> **WRITTEN PROBLEM**
Please put every line of the listing below into a Markdown table with the columns "Row" and "Entry," numbering the rows and leaving out any blank lines.

> **RECORD LIST**
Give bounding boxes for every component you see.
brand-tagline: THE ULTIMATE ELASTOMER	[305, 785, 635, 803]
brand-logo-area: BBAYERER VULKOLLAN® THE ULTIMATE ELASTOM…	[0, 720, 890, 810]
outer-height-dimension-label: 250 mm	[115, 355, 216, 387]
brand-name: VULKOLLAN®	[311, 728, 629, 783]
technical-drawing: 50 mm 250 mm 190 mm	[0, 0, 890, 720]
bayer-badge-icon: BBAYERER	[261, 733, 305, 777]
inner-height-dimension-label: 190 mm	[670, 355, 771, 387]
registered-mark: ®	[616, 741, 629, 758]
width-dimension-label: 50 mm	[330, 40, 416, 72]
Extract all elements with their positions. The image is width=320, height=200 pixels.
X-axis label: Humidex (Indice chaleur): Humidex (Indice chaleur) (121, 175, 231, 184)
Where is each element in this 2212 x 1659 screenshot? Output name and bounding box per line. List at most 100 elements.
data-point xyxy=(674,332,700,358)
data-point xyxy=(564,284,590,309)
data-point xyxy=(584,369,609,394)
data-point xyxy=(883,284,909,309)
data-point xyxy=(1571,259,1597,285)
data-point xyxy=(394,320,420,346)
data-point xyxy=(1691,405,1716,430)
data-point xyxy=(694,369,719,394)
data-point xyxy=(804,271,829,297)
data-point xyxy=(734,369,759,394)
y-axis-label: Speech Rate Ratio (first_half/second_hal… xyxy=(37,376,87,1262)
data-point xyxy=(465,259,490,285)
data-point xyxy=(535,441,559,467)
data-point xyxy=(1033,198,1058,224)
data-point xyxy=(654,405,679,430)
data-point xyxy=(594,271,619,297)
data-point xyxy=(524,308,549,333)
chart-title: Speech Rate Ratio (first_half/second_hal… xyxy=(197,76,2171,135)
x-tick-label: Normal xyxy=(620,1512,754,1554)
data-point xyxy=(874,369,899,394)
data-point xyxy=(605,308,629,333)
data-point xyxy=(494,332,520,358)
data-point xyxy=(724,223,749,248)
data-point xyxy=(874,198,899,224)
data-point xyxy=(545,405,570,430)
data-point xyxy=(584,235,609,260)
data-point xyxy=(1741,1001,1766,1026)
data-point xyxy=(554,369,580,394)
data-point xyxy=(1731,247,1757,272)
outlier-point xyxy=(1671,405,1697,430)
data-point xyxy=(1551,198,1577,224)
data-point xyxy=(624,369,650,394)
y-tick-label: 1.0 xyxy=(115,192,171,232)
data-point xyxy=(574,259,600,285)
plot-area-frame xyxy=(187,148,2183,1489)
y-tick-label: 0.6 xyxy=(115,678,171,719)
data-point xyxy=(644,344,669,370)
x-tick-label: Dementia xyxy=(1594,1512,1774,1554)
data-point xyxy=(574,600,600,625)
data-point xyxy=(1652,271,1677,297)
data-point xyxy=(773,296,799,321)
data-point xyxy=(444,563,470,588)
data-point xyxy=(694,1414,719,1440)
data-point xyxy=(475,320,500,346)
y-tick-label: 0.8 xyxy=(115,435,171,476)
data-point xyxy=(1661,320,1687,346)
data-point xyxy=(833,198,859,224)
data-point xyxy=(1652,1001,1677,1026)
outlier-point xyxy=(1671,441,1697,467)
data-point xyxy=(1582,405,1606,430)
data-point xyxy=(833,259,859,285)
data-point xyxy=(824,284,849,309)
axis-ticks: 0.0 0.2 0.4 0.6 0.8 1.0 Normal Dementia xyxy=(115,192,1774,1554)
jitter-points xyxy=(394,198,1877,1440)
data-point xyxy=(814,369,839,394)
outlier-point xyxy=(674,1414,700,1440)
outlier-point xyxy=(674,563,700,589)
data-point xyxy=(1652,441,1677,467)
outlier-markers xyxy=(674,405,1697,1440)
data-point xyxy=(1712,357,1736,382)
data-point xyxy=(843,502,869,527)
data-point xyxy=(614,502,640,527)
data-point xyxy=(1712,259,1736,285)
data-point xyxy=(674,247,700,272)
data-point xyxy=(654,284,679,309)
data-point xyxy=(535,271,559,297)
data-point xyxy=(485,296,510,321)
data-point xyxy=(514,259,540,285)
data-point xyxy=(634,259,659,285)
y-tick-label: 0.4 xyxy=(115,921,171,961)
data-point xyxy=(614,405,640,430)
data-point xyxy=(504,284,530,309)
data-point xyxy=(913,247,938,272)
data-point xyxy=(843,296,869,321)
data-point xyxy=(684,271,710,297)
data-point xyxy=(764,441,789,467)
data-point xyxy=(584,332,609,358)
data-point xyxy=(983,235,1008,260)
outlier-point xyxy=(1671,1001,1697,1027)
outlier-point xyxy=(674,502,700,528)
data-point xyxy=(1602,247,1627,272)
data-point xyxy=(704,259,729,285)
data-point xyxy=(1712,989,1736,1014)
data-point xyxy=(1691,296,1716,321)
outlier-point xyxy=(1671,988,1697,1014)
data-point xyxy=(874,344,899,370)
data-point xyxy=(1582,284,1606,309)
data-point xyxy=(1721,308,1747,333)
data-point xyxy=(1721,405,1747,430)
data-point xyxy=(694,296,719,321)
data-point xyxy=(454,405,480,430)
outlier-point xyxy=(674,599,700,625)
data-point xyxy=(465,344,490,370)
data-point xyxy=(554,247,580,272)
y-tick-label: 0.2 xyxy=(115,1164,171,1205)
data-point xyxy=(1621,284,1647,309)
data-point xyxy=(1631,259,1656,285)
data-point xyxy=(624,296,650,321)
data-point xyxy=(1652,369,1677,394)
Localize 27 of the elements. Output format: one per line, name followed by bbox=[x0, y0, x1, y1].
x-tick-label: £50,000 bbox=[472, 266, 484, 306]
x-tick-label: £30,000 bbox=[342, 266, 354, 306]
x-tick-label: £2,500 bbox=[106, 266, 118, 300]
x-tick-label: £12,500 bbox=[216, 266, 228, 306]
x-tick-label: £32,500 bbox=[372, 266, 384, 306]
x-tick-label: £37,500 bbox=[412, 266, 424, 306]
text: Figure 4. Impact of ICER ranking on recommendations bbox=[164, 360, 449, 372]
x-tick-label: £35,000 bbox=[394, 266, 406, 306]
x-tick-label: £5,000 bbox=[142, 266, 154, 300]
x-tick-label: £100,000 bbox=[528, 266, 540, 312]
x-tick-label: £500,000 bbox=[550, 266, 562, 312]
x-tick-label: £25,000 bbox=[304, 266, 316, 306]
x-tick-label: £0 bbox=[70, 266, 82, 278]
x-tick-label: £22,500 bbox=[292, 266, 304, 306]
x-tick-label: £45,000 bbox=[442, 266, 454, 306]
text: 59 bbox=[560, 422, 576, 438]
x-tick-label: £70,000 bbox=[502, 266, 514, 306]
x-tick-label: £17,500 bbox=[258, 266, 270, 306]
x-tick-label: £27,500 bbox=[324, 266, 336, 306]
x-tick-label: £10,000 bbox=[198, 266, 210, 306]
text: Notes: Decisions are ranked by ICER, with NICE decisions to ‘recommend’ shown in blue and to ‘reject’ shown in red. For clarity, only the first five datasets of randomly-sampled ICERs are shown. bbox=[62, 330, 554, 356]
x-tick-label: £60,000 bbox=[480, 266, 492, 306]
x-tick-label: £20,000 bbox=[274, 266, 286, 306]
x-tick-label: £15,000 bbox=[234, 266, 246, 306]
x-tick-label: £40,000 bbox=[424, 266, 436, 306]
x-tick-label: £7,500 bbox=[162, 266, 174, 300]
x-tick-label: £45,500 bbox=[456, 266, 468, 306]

> **REPLY TO THE EXERCISE**
| Row | Entry |
|---|---|
| 1 | Give bounding boxes for every component you see. |
| 2 | brand-tagline: THE ULTIMATE ELASTOMER	[305, 785, 635, 803] |
| 3 | brand-logo-area: BBAYERER VULKOLLAN® THE ULTIMATE ELASTOM…	[0, 720, 890, 810] |
| 4 | outer-height-dimension-label: 250 mm	[115, 355, 216, 387] |
| 5 | brand-name: VULKOLLAN®	[311, 728, 629, 783] |
| 6 | technical-drawing: 50 mm 250 mm 190 mm	[0, 0, 890, 720] |
| 7 | bayer-badge-icon: BBAYERER	[261, 733, 305, 777] |
| 8 | inner-height-dimension-label: 190 mm	[670, 355, 771, 387] |
| 9 | registered-mark: ®	[616, 741, 629, 758] |
| 10 | width-dimension-label: 50 mm	[330, 40, 416, 72] |
| 11 | Extract all elements with their positions. The image is width=320, height=200 pixels. |
| 12 | X-axis label: Humidex (Indice chaleur): Humidex (Indice chaleur) (121, 175, 231, 184) |
| 13 | Where is each element in this 2212 x 1659 screenshot? Output name and bounding box per line. List at most 100 elements. |
| 14 | data-point xyxy=(674,332,700,358) |
| 15 | data-point xyxy=(564,284,590,309) |
| 16 | data-point xyxy=(584,369,609,394) |
| 17 | data-point xyxy=(883,284,909,309) |
| 18 | data-point xyxy=(1571,259,1597,285) |
| 19 | data-point xyxy=(394,320,420,346) |
| 20 | data-point xyxy=(1691,405,1716,430) |
| 21 | data-point xyxy=(694,369,719,394) |
| 22 | data-point xyxy=(804,271,829,297) |
| 23 | data-point xyxy=(734,369,759,394) |
| 24 | y-axis-label: Speech Rate Ratio (first_half/second_hal… xyxy=(37,376,87,1262) |
| 25 | data-point xyxy=(465,259,490,285) |
| 26 | data-point xyxy=(535,441,559,467) |
| 27 | data-point xyxy=(1033,198,1058,224) |
| 28 | data-point xyxy=(654,405,679,430) |
| 29 | data-point xyxy=(594,271,619,297) |
| 30 | data-point xyxy=(524,308,549,333) |
| 31 | chart-title: Speech Rate Ratio (first_half/second_hal… xyxy=(197,76,2171,135) |
| 32 | x-tick-label: Normal xyxy=(620,1512,754,1554) |
| 33 | data-point xyxy=(874,369,899,394) |
| 34 | data-point xyxy=(605,308,629,333) |
| 35 | data-point xyxy=(494,332,520,358) |
| 36 | data-point xyxy=(724,223,749,248) |
| 37 | data-point xyxy=(874,198,899,224) |
| 38 | data-point xyxy=(545,405,570,430) |
| 39 | data-point xyxy=(584,235,609,260) |
| 40 | data-point xyxy=(1741,1001,1766,1026) |
| 41 | data-point xyxy=(554,369,580,394) |
| 42 | data-point xyxy=(1731,247,1757,272) |
| 43 | outlier-point xyxy=(1671,405,1697,430) |
| 44 | data-point xyxy=(1551,198,1577,224) |
| 45 | data-point xyxy=(624,369,650,394) |
| 46 | y-tick-label: 1.0 xyxy=(115,192,171,232) |
| 47 | data-point xyxy=(574,259,600,285) |
| 48 | plot-area-frame xyxy=(187,148,2183,1489) |
| 49 | y-tick-label: 0.6 xyxy=(115,678,171,719) |
| 50 | data-point xyxy=(644,344,669,370) |
| 51 | x-tick-label: Dementia xyxy=(1594,1512,1774,1554) |
| 52 | data-point xyxy=(574,600,600,625) |
| 53 | data-point xyxy=(1652,271,1677,297) |
| 54 | data-point xyxy=(773,296,799,321) |
| 55 | data-point xyxy=(444,563,470,588) |
| 56 | data-point xyxy=(694,1414,719,1440) |
| 57 | data-point xyxy=(475,320,500,346) |
| 58 | y-tick-label: 0.8 xyxy=(115,435,171,476) |
| 59 | data-point xyxy=(1661,320,1687,346) |
| 60 | data-point xyxy=(833,198,859,224) |
| 61 | data-point xyxy=(1652,1001,1677,1026) |
| 62 | outlier-point xyxy=(1671,441,1697,467) |
| 63 | data-point xyxy=(1582,405,1606,430) |
| 64 | data-point xyxy=(833,259,859,285) |
| 65 | data-point xyxy=(824,284,849,309) |
| 66 | axis-ticks: 0.0 0.2 0.4 0.6 0.8 1.0 Normal Dementia xyxy=(115,192,1774,1554) |
| 67 | jitter-points xyxy=(394,198,1877,1440) |
| 68 | data-point xyxy=(814,369,839,394) |
| 69 | outlier-point xyxy=(674,1414,700,1440) |
| 70 | outlier-point xyxy=(674,563,700,589) |
| 71 | data-point xyxy=(1652,441,1677,467) |
| 72 | outlier-markers xyxy=(674,405,1697,1440) |
| 73 | data-point xyxy=(1712,357,1736,382) |
| 74 | data-point xyxy=(843,502,869,527) |
| 75 | data-point xyxy=(614,502,640,527) |
| 76 | data-point xyxy=(1712,259,1736,285) |
| 77 | data-point xyxy=(674,247,700,272) |
| 78 | data-point xyxy=(654,284,679,309) |
| 79 | data-point xyxy=(535,271,559,297) |
| 80 | data-point xyxy=(485,296,510,321) |
| 81 | data-point xyxy=(514,259,540,285) |
| 82 | data-point xyxy=(634,259,659,285) |
| 83 | y-tick-label: 0.4 xyxy=(115,921,171,961) |
| 84 | data-point xyxy=(614,405,640,430) |
| 85 | data-point xyxy=(504,284,530,309) |
| 86 | data-point xyxy=(913,247,938,272) |
| 87 | data-point xyxy=(843,296,869,321) |
| 88 | data-point xyxy=(684,271,710,297) |
| 89 | data-point xyxy=(764,441,789,467) |
| 90 | data-point xyxy=(584,332,609,358) |
| 91 | data-point xyxy=(983,235,1008,260) |
| 92 | outlier-point xyxy=(1671,1001,1697,1027) |
| 93 | outlier-point xyxy=(674,502,700,528) |
| 94 | data-point xyxy=(1602,247,1627,272) |
| 95 | data-point xyxy=(704,259,729,285) |
| 96 | data-point xyxy=(1712,989,1736,1014) |
| 97 | data-point xyxy=(1691,296,1716,321) |
| 98 | outlier-point xyxy=(1671,988,1697,1014) |
| 99 | data-point xyxy=(874,344,899,370) |
| 100 | data-point xyxy=(1582,284,1606,309) |
| 101 | data-point xyxy=(1721,308,1747,333) |
| 102 | data-point xyxy=(1721,405,1747,430) |
| 103 | data-point xyxy=(694,296,719,321) |
| 104 | data-point xyxy=(454,405,480,430) |
| 105 | outlier-point xyxy=(674,599,700,625) |
| 106 | data-point xyxy=(465,344,490,370) |
| 107 | data-point xyxy=(554,247,580,272) |
| 108 | y-tick-label: 0.2 xyxy=(115,1164,171,1205) |
| 109 | data-point xyxy=(1621,284,1647,309) |
| 110 | data-point xyxy=(1631,259,1656,285) |
| 111 | data-point xyxy=(624,296,650,321) |
| 112 | data-point xyxy=(1652,369,1677,394) |
| 113 | Localize 27 of the elements. Output format: one per line, name followed by bbox=[x0, y0, x1, y1]. |
| 114 | x-tick-label: £50,000 bbox=[472, 266, 484, 306] |
| 115 | x-tick-label: £30,000 bbox=[342, 266, 354, 306] |
| 116 | x-tick-label: £2,500 bbox=[106, 266, 118, 300] |
| 117 | x-tick-label: £12,500 bbox=[216, 266, 228, 306] |
| 118 | x-tick-label: £32,500 bbox=[372, 266, 384, 306] |
| 119 | x-tick-label: £37,500 bbox=[412, 266, 424, 306] |
| 120 | text: Figure 4. Impact of ICER ranking on recommendations bbox=[164, 360, 449, 372] |
| 121 | x-tick-label: £35,000 bbox=[394, 266, 406, 306] |
| 122 | x-tick-label: £5,000 bbox=[142, 266, 154, 300] |
| 123 | x-tick-label: £100,000 bbox=[528, 266, 540, 312] |
| 124 | x-tick-label: £500,000 bbox=[550, 266, 562, 312] |
| 125 | x-tick-label: £25,000 bbox=[304, 266, 316, 306] |
| 126 | x-tick-label: £0 bbox=[70, 266, 82, 278] |
| 127 | x-tick-label: £22,500 bbox=[292, 266, 304, 306] |
| 128 | x-tick-label: £45,000 bbox=[442, 266, 454, 306] |
| 129 | text: 59 bbox=[560, 422, 576, 438] |
| 130 | x-tick-label: £70,000 bbox=[502, 266, 514, 306] |
| 131 | x-tick-label: £17,500 bbox=[258, 266, 270, 306] |
| 132 | x-tick-label: £27,500 bbox=[324, 266, 336, 306] |
| 133 | x-tick-label: £10,000 bbox=[198, 266, 210, 306] |
| 134 | text: Notes: Decisions are ranked by ICER, with NICE decisions to ‘recommend’ shown in blue and to ‘reject’ shown in red. For clarity, only the first five datasets of randomly-sampled ICERs are shown. bbox=[62, 330, 554, 356] |
| 135 | x-tick-label: £60,000 bbox=[480, 266, 492, 306] |
| 136 | x-tick-label: £20,000 bbox=[274, 266, 286, 306] |
| 137 | x-tick-label: £15,000 bbox=[234, 266, 246, 306] |
| 138 | x-tick-label: £40,000 bbox=[424, 266, 436, 306] |
| 139 | x-tick-label: £7,500 bbox=[162, 266, 174, 300] |
| 140 | x-tick-label: £45,500 bbox=[456, 266, 468, 306] |